EXERCISE AIM: Set down each record exactly as written.

RECORDS SHOWN:
========
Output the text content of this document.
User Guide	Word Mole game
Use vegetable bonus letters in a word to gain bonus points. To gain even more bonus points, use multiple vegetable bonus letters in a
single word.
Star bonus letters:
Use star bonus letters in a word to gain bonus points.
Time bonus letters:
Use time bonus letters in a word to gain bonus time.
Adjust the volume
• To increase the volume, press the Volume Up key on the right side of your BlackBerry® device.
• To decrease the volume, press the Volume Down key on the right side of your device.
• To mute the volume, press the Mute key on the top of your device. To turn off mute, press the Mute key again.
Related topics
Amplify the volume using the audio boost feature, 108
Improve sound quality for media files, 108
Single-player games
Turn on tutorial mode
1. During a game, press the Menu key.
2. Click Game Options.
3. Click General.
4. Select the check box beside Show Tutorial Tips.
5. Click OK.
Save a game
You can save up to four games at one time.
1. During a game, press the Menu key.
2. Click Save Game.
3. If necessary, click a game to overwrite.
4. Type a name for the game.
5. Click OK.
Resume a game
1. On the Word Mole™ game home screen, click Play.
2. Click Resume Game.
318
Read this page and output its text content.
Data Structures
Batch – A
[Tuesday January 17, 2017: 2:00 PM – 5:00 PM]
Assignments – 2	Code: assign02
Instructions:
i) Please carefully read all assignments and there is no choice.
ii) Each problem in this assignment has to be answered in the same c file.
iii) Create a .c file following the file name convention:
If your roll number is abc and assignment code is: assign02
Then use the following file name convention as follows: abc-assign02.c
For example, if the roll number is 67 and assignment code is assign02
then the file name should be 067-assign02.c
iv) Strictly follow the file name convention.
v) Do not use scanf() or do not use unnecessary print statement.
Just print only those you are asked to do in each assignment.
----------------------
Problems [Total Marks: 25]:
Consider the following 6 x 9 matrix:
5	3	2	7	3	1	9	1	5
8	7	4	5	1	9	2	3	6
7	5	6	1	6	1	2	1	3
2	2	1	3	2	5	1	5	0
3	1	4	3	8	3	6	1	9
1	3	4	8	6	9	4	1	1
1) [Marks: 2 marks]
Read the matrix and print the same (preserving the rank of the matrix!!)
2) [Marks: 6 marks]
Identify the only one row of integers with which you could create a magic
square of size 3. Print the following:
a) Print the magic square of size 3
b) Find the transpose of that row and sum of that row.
========
THE ANSWER:
Output the text content of this document.
User Guide	Word Mole game
Use vegetable bonus letters in a word to gain bonus points. To gain even more bonus points, use multiple vegetable bonus letters in a
single word.
Star bonus letters:
Use star bonus letters in a word to gain bonus points.
Time bonus letters:
Use time bonus letters in a word to gain bonus time.
Adjust the volume
• To increase the volume, press the Volume Up key on the right side of your BlackBerry® device.
• To decrease the volume, press the Volume Down key on the right side of your device.
• To mute the volume, press the Mute key on the top of your device. To turn off mute, press the Mute key again.
Related topics
Amplify the volume using the audio boost feature, 108
Improve sound quality for media files, 108
Single-player games
Turn on tutorial mode
1. During a game, press the Menu key.
2. Click Game Options.
3. Click General.
4. Select the check box beside Show Tutorial Tips.
5. Click OK.
Save a game
You can save up to four games at one time.
1. During a game, press the Menu key.
2. Click Save Game.
3. If necessary, click a game to overwrite.
4. Type a name for the game.
5. Click OK.
Resume a game
1. On the Word Mole™ game home screen, click Play.
2. Click Resume Game.
318
Read this page and output its text content.
Data Structures
Batch – A
[Tuesday January 17, 2017: 2:00 PM – 5:00 PM]
Assignments – 2	Code: assign02
Instructions:
i) Please carefully read all assignments and there is no choice.
ii) Each problem in this assignment has to be answered in the same c file.
iii) Create a .c file following the file name convention:
If your roll number is abc and assignment code is: assign02
Then use the following file name convention as follows: abc-assign02.c
For example, if the roll number is 67 and assignment code is assign02
then the file name should be 067-assign02.c
iv) Strictly follow the file name convention.
v) Do not use scanf() or do not use unnecessary print statement.
Just print only those you are asked to do in each assignment.
----------------------
Problems [Total Marks: 25]:
Consider the following 6 x 9 matrix:
5	3	2	7	3	1	9	1	5
8	7	4	5	1	9	2	3	6
7	5	6	1	6	1	2	1	3
2	2	1	3	2	5	1	5	0
3	1	4	3	8	3	6	1	9
1	3	4	8	6	9	4	1	1
1) [Marks: 2 marks]
Read the matrix and print the same (preserving the rank of the matrix!!)
2) [Marks: 6 marks]
Identify the only one row of integers with which you could create a magic
square of size 3. Print the following:
a) Print the magic square of size 3
b) Find the transpose of that row and sum of that row.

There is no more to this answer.